Problem to work on. Scan the lines below for the string "Date" and copy every one that has it.

Stored records.
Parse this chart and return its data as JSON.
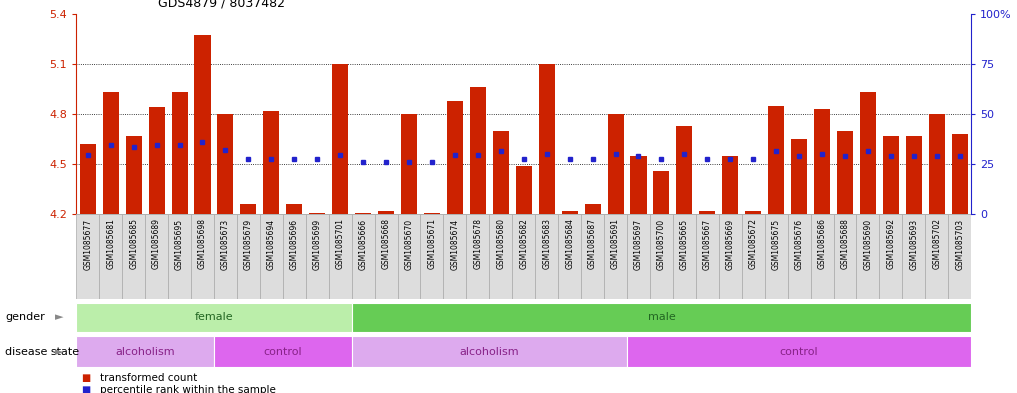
{
  "title": "GDS4879 / 8037482",
  "samples": [
    "GSM1085677",
    "GSM1085681",
    "GSM1085685",
    "GSM1085689",
    "GSM1085695",
    "GSM1085698",
    "GSM1085673",
    "GSM1085679",
    "GSM1085694",
    "GSM1085696",
    "GSM1085699",
    "GSM1085701",
    "GSM1085666",
    "GSM1085668",
    "GSM1085670",
    "GSM1085671",
    "GSM1085674",
    "GSM1085678",
    "GSM1085680",
    "GSM1085682",
    "GSM1085683",
    "GSM1085684",
    "GSM1085687",
    "GSM1085691",
    "GSM1085697",
    "GSM1085700",
    "GSM1085665",
    "GSM1085667",
    "GSM1085669",
    "GSM1085672",
    "GSM1085675",
    "GSM1085676",
    "GSM1085686",
    "GSM1085688",
    "GSM1085690",
    "GSM1085692",
    "GSM1085693",
    "GSM1085702",
    "GSM1085703"
  ],
  "bar_values": [
    4.62,
    4.93,
    4.67,
    4.84,
    4.93,
    5.27,
    4.8,
    4.26,
    4.82,
    4.26,
    4.21,
    5.1,
    4.21,
    4.22,
    4.8,
    4.21,
    4.88,
    4.96,
    4.7,
    4.49,
    5.1,
    4.22,
    4.26,
    4.8,
    4.55,
    4.46,
    4.73,
    4.22,
    4.55,
    4.22,
    4.85,
    4.65,
    4.83,
    4.7,
    4.93,
    4.67,
    4.67,
    4.8,
    4.68
  ],
  "percentile_values": [
    4.555,
    4.615,
    4.6,
    4.615,
    4.615,
    4.63,
    4.585,
    4.53,
    4.53,
    4.53,
    4.53,
    4.555,
    4.51,
    4.51,
    4.51,
    4.51,
    4.555,
    4.555,
    4.58,
    4.53,
    4.56,
    4.53,
    4.53,
    4.56,
    4.55,
    4.53,
    4.56,
    4.53,
    4.53,
    4.53,
    4.58,
    4.55,
    4.56,
    4.55,
    4.58,
    4.55,
    4.55,
    4.55,
    4.55
  ],
  "y_min": 4.2,
  "y_max": 5.4,
  "y_ticks": [
    4.2,
    4.5,
    4.8,
    5.1,
    5.4
  ],
  "y_right_ticks_pct": [
    0,
    25,
    50,
    75,
    100
  ],
  "y_right_tick_labels": [
    "0",
    "25",
    "50",
    "75",
    "100%"
  ],
  "bar_color": "#cc2200",
  "percentile_color": "#2222cc",
  "tick_color_left": "#cc2200",
  "tick_color_right": "#2222cc",
  "bar_bottom": 4.2,
  "gender_groups": [
    {
      "label": "female",
      "start": 0,
      "end": 11,
      "color": "#bbeeaa"
    },
    {
      "label": "male",
      "start": 12,
      "end": 38,
      "color": "#66cc55"
    }
  ],
  "disease_groups": [
    {
      "label": "alcoholism",
      "start": 0,
      "end": 5,
      "color": "#ddaaee"
    },
    {
      "label": "control",
      "start": 6,
      "end": 11,
      "color": "#dd66ee"
    },
    {
      "label": "alcoholism",
      "start": 12,
      "end": 23,
      "color": "#ddaaee"
    },
    {
      "label": "control",
      "start": 24,
      "end": 38,
      "color": "#dd66ee"
    }
  ],
  "label_bg_color": "#dddddd",
  "label_border_color": "#aaaaaa"
}
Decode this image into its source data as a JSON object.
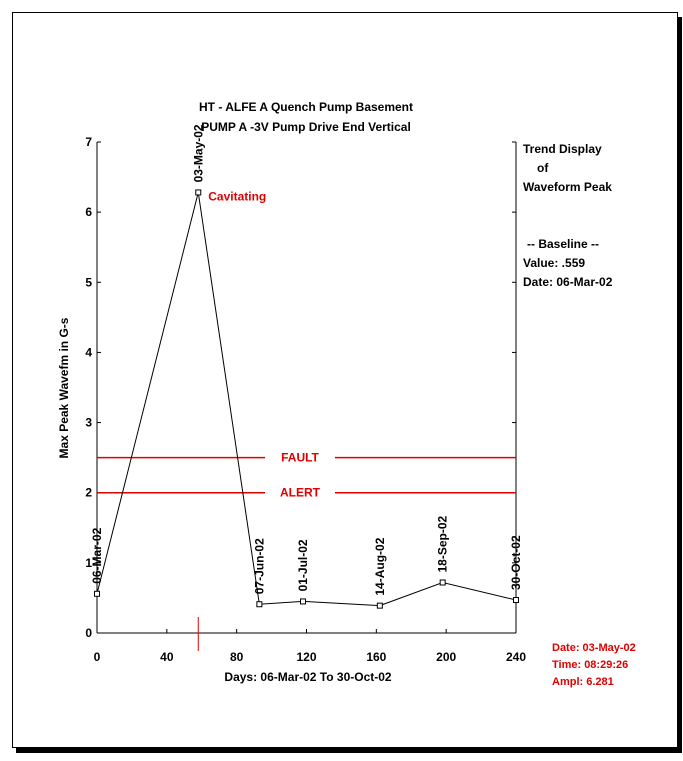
{
  "chart_data": {
    "type": "line",
    "title_line1": "HT   - ALFE A Quench Pump Basement",
    "title_line2": "PUMP A   -3V    Pump Drive End Vertical",
    "ylabel": "Max Peak Wavefm in G-s",
    "xlabel": "Days:  06-Mar-02  To  30-Oct-02",
    "xlim": [
      0,
      240
    ],
    "ylim": [
      0,
      7
    ],
    "x_ticks": [
      0,
      40,
      80,
      120,
      160,
      200,
      240
    ],
    "y_ticks": [
      0,
      1,
      2,
      3,
      4,
      5,
      6,
      7
    ],
    "series": [
      {
        "x": [
          0,
          58,
          93,
          118,
          162,
          198,
          240
        ],
        "y": [
          0.559,
          6.281,
          0.41,
          0.45,
          0.39,
          0.72,
          0.47
        ],
        "labels": [
          "06-Mar-02",
          "03-May-02",
          "07-Jun-02",
          "01-Jul-02",
          "14-Aug-02",
          "18-Sep-02",
          "30-Oct-02"
        ]
      }
    ],
    "thresholds": [
      {
        "label": "FAULT",
        "value": 2.5,
        "color": "#e00000"
      },
      {
        "label": "ALERT",
        "value": 2.0,
        "color": "#e00000"
      }
    ],
    "annotation": {
      "text": "Cavitating",
      "x": 58,
      "y": 6.281,
      "color": "#e00000"
    },
    "cursor_x": 58,
    "side_panel": {
      "line1": "Trend Display",
      "line2": "of",
      "line3": "Waveform Peak",
      "baseline_header": "-- Baseline --",
      "baseline_value": "Value:    .559",
      "baseline_date": "Date:  06-Mar-02"
    },
    "readout": {
      "date": "Date:   03-May-02",
      "time": "Time:  08:29:26",
      "ampl": "Ampl:     6.281"
    }
  }
}
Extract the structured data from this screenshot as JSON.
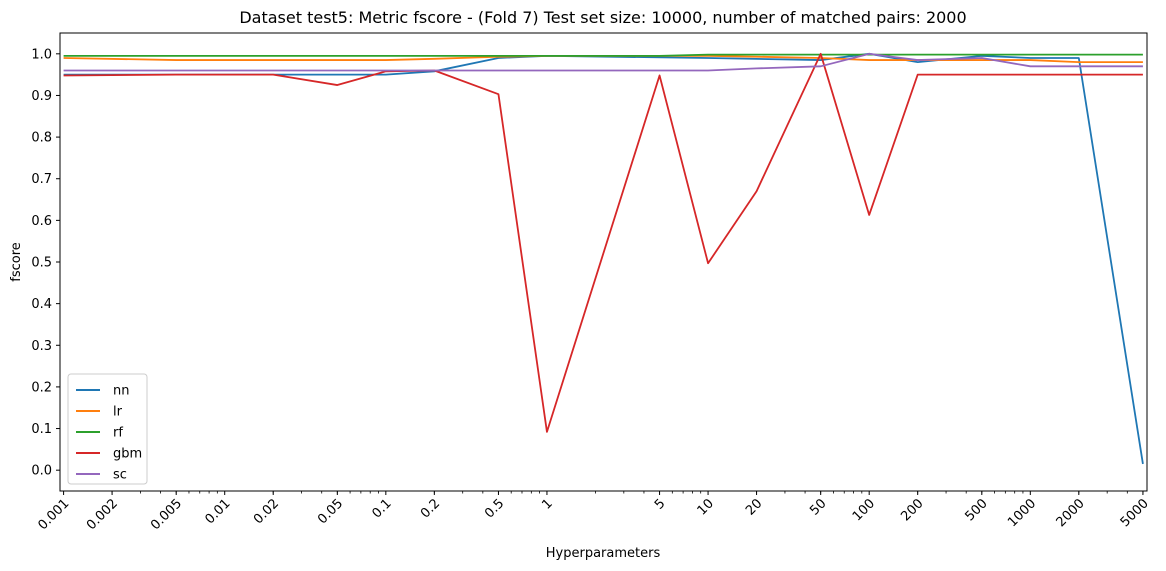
{
  "chart_data": {
    "type": "line",
    "title": "Dataset test5: Metric fscore - (Fold 7) Test set size: 10000, number of matched pairs: 2000",
    "xlabel": "Hyperparameters",
    "ylabel": "fscore",
    "x_scale": "log",
    "xlim": [
      0.00095,
      5300
    ],
    "ylim": [
      -0.05,
      1.05
    ],
    "x": [
      0.001,
      0.002,
      0.005,
      0.01,
      0.02,
      0.05,
      0.1,
      0.2,
      0.5,
      1,
      5,
      10,
      20,
      50,
      100,
      200,
      500,
      1000,
      2000,
      5000
    ],
    "x_tick_labels": [
      "0.001",
      "0.002",
      "0.005",
      "0.01",
      "0.02",
      "0.05",
      "0.1",
      "0.2",
      "0.5",
      "1",
      "5",
      "10",
      "20",
      "50",
      "100",
      "200",
      "500",
      "1000",
      "2000",
      "5000"
    ],
    "y_ticks": [
      0.0,
      0.1,
      0.2,
      0.3,
      0.4,
      0.5,
      0.6,
      0.7,
      0.8,
      0.9,
      1.0
    ],
    "y_tick_labels": [
      "0.0",
      "0.1",
      "0.2",
      "0.3",
      "0.4",
      "0.5",
      "0.6",
      "0.7",
      "0.8",
      "0.9",
      "1.0"
    ],
    "legend_position": "lower-left",
    "grid": false,
    "series": [
      {
        "name": "nn",
        "color": "#1f77b4",
        "points": [
          [
            0.001,
            0.95
          ],
          [
            0.1,
            0.95
          ],
          [
            0.2,
            0.958
          ],
          [
            0.5,
            0.99
          ],
          [
            1,
            0.995
          ],
          [
            10,
            0.99
          ],
          [
            50,
            0.985
          ],
          [
            100,
            1.0
          ],
          [
            200,
            0.98
          ],
          [
            500,
            0.995
          ],
          [
            1000,
            0.99
          ],
          [
            2000,
            0.99
          ],
          [
            5000,
            0.015
          ]
        ]
      },
      {
        "name": "lr",
        "color": "#ff7f0e",
        "points": [
          [
            0.001,
            0.99
          ],
          [
            0.005,
            0.985
          ],
          [
            0.1,
            0.985
          ],
          [
            0.2,
            0.988
          ],
          [
            0.5,
            0.993
          ],
          [
            1,
            0.995
          ],
          [
            5,
            0.995
          ],
          [
            10,
            0.995
          ],
          [
            20,
            0.993
          ],
          [
            50,
            0.99
          ],
          [
            100,
            0.985
          ],
          [
            200,
            0.985
          ],
          [
            1000,
            0.985
          ],
          [
            2000,
            0.98
          ],
          [
            5000,
            0.98
          ]
        ]
      },
      {
        "name": "rf",
        "color": "#2ca02c",
        "points": [
          [
            0.001,
            0.995
          ],
          [
            0.2,
            0.995
          ],
          [
            0.5,
            0.995
          ],
          [
            1,
            0.995
          ],
          [
            5,
            0.995
          ],
          [
            10,
            0.998
          ],
          [
            20,
            0.998
          ],
          [
            50,
            0.998
          ],
          [
            100,
            0.998
          ],
          [
            200,
            0.998
          ],
          [
            500,
            0.998
          ],
          [
            1000,
            0.998
          ],
          [
            2000,
            0.998
          ],
          [
            5000,
            0.998
          ]
        ]
      },
      {
        "name": "gbm",
        "color": "#d62728",
        "points": [
          [
            0.001,
            0.948
          ],
          [
            0.005,
            0.95
          ],
          [
            0.02,
            0.95
          ],
          [
            0.05,
            0.925
          ],
          [
            0.1,
            0.958
          ],
          [
            0.2,
            0.96
          ],
          [
            0.5,
            0.903
          ],
          [
            1,
            0.092
          ],
          [
            5,
            0.948
          ],
          [
            10,
            0.497
          ],
          [
            20,
            0.67
          ],
          [
            50,
            1.0
          ],
          [
            100,
            0.613
          ],
          [
            200,
            0.95
          ],
          [
            500,
            0.95
          ],
          [
            1000,
            0.95
          ],
          [
            2000,
            0.95
          ],
          [
            5000,
            0.95
          ]
        ]
      },
      {
        "name": "sc",
        "color": "#9467bd",
        "points": [
          [
            0.001,
            0.96
          ],
          [
            0.1,
            0.96
          ],
          [
            0.2,
            0.96
          ],
          [
            0.5,
            0.96
          ],
          [
            1,
            0.96
          ],
          [
            5,
            0.96
          ],
          [
            10,
            0.96
          ],
          [
            20,
            0.965
          ],
          [
            50,
            0.97
          ],
          [
            100,
            1.0
          ],
          [
            200,
            0.985
          ],
          [
            500,
            0.99
          ],
          [
            1000,
            0.97
          ],
          [
            2000,
            0.97
          ],
          [
            5000,
            0.97
          ]
        ]
      }
    ]
  }
}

Answer in full.
      "baseline_date": "Date:  06-Mar-02"
      "date": "Date:   03-May-02",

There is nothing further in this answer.